§ Goal
Write each record again exactly as it stands.

● ● ●

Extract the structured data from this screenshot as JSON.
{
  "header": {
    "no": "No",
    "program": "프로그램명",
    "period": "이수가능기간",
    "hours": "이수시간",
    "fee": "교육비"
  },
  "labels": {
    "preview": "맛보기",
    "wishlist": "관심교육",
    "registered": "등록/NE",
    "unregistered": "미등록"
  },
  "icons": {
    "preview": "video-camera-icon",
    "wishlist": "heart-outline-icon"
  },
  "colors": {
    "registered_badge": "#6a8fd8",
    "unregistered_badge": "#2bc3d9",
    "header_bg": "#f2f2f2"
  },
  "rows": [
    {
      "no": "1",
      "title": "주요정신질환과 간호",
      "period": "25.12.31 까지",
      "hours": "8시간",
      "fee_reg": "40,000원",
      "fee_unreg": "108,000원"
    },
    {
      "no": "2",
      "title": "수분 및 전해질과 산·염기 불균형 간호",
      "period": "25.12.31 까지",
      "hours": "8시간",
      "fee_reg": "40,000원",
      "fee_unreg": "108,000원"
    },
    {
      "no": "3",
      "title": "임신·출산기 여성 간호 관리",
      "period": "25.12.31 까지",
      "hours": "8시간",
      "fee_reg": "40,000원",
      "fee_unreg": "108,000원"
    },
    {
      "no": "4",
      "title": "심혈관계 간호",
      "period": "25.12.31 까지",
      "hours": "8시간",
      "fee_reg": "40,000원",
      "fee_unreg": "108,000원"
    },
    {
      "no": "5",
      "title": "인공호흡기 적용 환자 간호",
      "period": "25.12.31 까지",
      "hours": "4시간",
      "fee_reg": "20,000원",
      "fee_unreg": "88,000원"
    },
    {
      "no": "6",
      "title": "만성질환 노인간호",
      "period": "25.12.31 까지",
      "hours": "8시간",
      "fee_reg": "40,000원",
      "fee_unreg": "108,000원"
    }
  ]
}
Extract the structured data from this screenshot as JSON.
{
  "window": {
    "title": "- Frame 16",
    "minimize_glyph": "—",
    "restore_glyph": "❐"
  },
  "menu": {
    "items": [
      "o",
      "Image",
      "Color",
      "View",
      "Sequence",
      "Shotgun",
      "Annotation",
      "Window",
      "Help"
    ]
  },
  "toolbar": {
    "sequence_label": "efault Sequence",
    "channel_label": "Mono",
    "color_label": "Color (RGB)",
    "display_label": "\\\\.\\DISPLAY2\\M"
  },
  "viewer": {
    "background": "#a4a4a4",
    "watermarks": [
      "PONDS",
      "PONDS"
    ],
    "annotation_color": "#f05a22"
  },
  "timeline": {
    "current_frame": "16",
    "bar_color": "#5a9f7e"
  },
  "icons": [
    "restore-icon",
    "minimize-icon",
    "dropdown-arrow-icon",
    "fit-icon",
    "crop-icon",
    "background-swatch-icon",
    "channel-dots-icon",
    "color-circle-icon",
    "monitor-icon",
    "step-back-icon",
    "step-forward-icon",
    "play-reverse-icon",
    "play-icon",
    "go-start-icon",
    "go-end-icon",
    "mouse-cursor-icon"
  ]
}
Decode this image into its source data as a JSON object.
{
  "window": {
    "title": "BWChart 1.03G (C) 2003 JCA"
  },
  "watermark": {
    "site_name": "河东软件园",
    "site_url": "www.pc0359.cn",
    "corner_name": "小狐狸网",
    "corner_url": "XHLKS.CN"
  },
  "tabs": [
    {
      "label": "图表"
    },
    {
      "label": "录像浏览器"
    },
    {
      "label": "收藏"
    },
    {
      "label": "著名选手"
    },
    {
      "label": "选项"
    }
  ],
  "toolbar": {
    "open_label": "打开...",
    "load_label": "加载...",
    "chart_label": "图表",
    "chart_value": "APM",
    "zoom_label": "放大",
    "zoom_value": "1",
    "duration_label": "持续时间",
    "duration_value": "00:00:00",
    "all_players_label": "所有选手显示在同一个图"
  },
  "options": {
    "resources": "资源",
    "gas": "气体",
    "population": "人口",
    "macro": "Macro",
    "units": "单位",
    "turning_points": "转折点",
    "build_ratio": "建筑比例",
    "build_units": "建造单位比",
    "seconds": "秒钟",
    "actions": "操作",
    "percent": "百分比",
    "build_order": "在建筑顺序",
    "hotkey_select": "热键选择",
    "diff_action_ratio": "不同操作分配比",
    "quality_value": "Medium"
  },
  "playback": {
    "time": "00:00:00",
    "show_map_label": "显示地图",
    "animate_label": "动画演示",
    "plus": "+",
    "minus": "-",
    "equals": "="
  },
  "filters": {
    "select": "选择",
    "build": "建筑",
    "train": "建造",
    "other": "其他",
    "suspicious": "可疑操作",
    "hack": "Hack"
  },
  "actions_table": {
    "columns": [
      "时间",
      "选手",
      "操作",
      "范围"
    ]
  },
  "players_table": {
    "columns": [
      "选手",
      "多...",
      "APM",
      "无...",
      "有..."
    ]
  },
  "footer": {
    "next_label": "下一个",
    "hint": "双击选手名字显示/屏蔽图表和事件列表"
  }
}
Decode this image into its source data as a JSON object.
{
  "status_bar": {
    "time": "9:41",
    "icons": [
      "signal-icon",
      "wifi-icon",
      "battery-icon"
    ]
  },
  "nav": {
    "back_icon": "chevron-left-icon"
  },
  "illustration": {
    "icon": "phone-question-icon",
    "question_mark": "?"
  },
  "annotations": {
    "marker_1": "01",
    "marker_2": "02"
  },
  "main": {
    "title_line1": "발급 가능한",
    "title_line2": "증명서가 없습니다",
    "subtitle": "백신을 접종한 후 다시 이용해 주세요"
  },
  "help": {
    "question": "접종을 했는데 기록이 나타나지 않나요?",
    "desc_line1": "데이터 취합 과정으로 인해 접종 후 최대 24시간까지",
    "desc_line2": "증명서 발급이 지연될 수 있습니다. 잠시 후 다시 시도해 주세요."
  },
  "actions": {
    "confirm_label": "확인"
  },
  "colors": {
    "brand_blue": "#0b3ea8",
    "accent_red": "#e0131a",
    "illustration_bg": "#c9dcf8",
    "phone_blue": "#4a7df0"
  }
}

● ● ●

§ Reply to the exercise
Extract the structured data from this screenshot as JSON.
{
  "header": {
    "no": "No",
    "program": "프로그램명",
    "period": "이수가능기간",
    "hours": "이수시간",
    "fee": "교육비"
  },
  "labels": {
    "preview": "맛보기",
    "wishlist": "관심교육",
    "registered": "등록/NE",
    "unregistered": "미등록"
  },
  "icons": {
    "preview": "video-camera-icon",
    "wishlist": "heart-outline-icon"
  },
  "colors": {
    "registered_badge": "#6a8fd8",
    "unregistered_badge": "#2bc3d9",
    "header_bg": "#f2f2f2"
  },
  "rows": [
    {
      "no": "1",
      "title": "주요정신질환과 간호",
      "period": "25.12.31 까지",
      "hours": "8시간",
      "fee_reg": "40,000원",
      "fee_unreg": "108,000원"
    },
    {
      "no": "2",
      "title": "수분 및 전해질과 산·염기 불균형 간호",
      "period": "25.12.31 까지",
      "hours": "8시간",
      "fee_reg": "40,000원",
      "fee_unreg": "108,000원"
    },
    {
      "no": "3",
      "title": "임신·출산기 여성 간호 관리",
      "period": "25.12.31 까지",
      "hours": "8시간",
      "fee_reg": "40,000원",
      "fee_unreg": "108,000원"
    },
    {
      "no": "4",
      "title": "심혈관계 간호",
      "period": "25.12.31 까지",
      "hours": "8시간",
      "fee_reg": "40,000원",
      "fee_unreg": "108,000원"
    },
    {
      "no": "5",
      "title": "인공호흡기 적용 환자 간호",
      "period": "25.12.31 까지",
      "hours": "4시간",
      "fee_reg": "20,000원",
      "fee_unreg": "88,000원"
    },
    {
      "no": "6",
      "title": "만성질환 노인간호",
      "period": "25.12.31 까지",
      "hours": "8시간",
      "fee_reg": "40,000원",
      "fee_unreg": "108,000원"
    }
  ]
}
Extract the structured data from this screenshot as JSON.
{
  "window": {
    "title": "- Frame 16",
    "minimize_glyph": "—",
    "restore_glyph": "❐"
  },
  "menu": {
    "items": [
      "o",
      "Image",
      "Color",
      "View",
      "Sequence",
      "Shotgun",
      "Annotation",
      "Window",
      "Help"
    ]
  },
  "toolbar": {
    "sequence_label": "efault Sequence",
    "channel_label": "Mono",
    "color_label": "Color (RGB)",
    "display_label": "\\\\.\\DISPLAY2\\M"
  },
  "viewer": {
    "background": "#a4a4a4",
    "watermarks": [
      "PONDS",
      "PONDS"
    ],
    "annotation_color": "#f05a22"
  },
  "timeline": {
    "current_frame": "16",
    "bar_color": "#5a9f7e"
  },
  "icons": [
    "restore-icon",
    "minimize-icon",
    "dropdown-arrow-icon",
    "fit-icon",
    "crop-icon",
    "background-swatch-icon",
    "channel-dots-icon",
    "color-circle-icon",
    "monitor-icon",
    "step-back-icon",
    "step-forward-icon",
    "play-reverse-icon",
    "play-icon",
    "go-start-icon",
    "go-end-icon",
    "mouse-cursor-icon"
  ]
}
Decode this image into its source data as a JSON object.
{
  "window": {
    "title": "BWChart 1.03G (C) 2003 JCA"
  },
  "watermark": {
    "site_name": "河东软件园",
    "site_url": "www.pc0359.cn",
    "corner_name": "小狐狸网",
    "corner_url": "XHLKS.CN"
  },
  "tabs": [
    {
      "label": "图表"
    },
    {
      "label": "录像浏览器"
    },
    {
      "label": "收藏"
    },
    {
      "label": "著名选手"
    },
    {
      "label": "选项"
    }
  ],
  "toolbar": {
    "open_label": "打开...",
    "load_label": "加载...",
    "chart_label": "图表",
    "chart_value": "APM",
    "zoom_label": "放大",
    "zoom_value": "1",
    "duration_label": "持续时间",
    "duration_value": "00:00:00",
    "all_players_label": "所有选手显示在同一个图"
  },
  "options": {
    "resources": "资源",
    "gas": "气体",
    "population": "人口",
    "macro": "Macro",
    "units": "单位",
    "turning_points": "转折点",
    "build_ratio": "建筑比例",
    "build_units": "建造单位比",
    "seconds": "秒钟",
    "actions": "操作",
    "percent": "百分比",
    "build_order": "在建筑顺序",
    "hotkey_select": "热键选择",
    "diff_action_ratio": "不同操作分配比",
    "quality_value": "Medium"
  },
  "playback": {
    "time": "00:00:00",
    "show_map_label": "显示地图",
    "animate_label": "动画演示",
    "plus": "+",
    "minus": "-",
    "equals": "="
  },
  "filters": {
    "select": "选择",
    "build": "建筑",
    "train": "建造",
    "other": "其他",
    "suspicious": "可疑操作",
    "hack": "Hack"
  },
  "actions_table": {
    "columns": [
      "时间",
      "选手",
      "操作",
      "范围"
    ]
  },
  "players_table": {
    "columns": [
      "选手",
      "多...",
      "APM",
      "无...",
      "有..."
    ]
  },
  "footer": {
    "next_label": "下一个",
    "hint": "双击选手名字显示/屏蔽图表和事件列表"
  }
}
Decode this image into its source data as a JSON object.
{
  "status_bar": {
    "time": "9:41",
    "icons": [
      "signal-icon",
      "wifi-icon",
      "battery-icon"
    ]
  },
  "nav": {
    "back_icon": "chevron-left-icon"
  },
  "illustration": {
    "icon": "phone-question-icon",
    "question_mark": "?"
  },
  "annotations": {
    "marker_1": "01",
    "marker_2": "02"
  },
  "main": {
    "title_line1": "발급 가능한",
    "title_line2": "증명서가 없습니다",
    "subtitle": "백신을 접종한 후 다시 이용해 주세요"
  },
  "help": {
    "question": "접종을 했는데 기록이 나타나지 않나요?",
    "desc_line1": "데이터 취합 과정으로 인해 접종 후 최대 24시간까지",
    "desc_line2": "증명서 발급이 지연될 수 있습니다. 잠시 후 다시 시도해 주세요."
  },
  "actions": {
    "confirm_label": "확인"
  },
  "colors": {
    "brand_blue": "#0b3ea8",
    "accent_red": "#e0131a",
    "illustration_bg": "#c9dcf8",
    "phone_blue": "#4a7df0"
  }
}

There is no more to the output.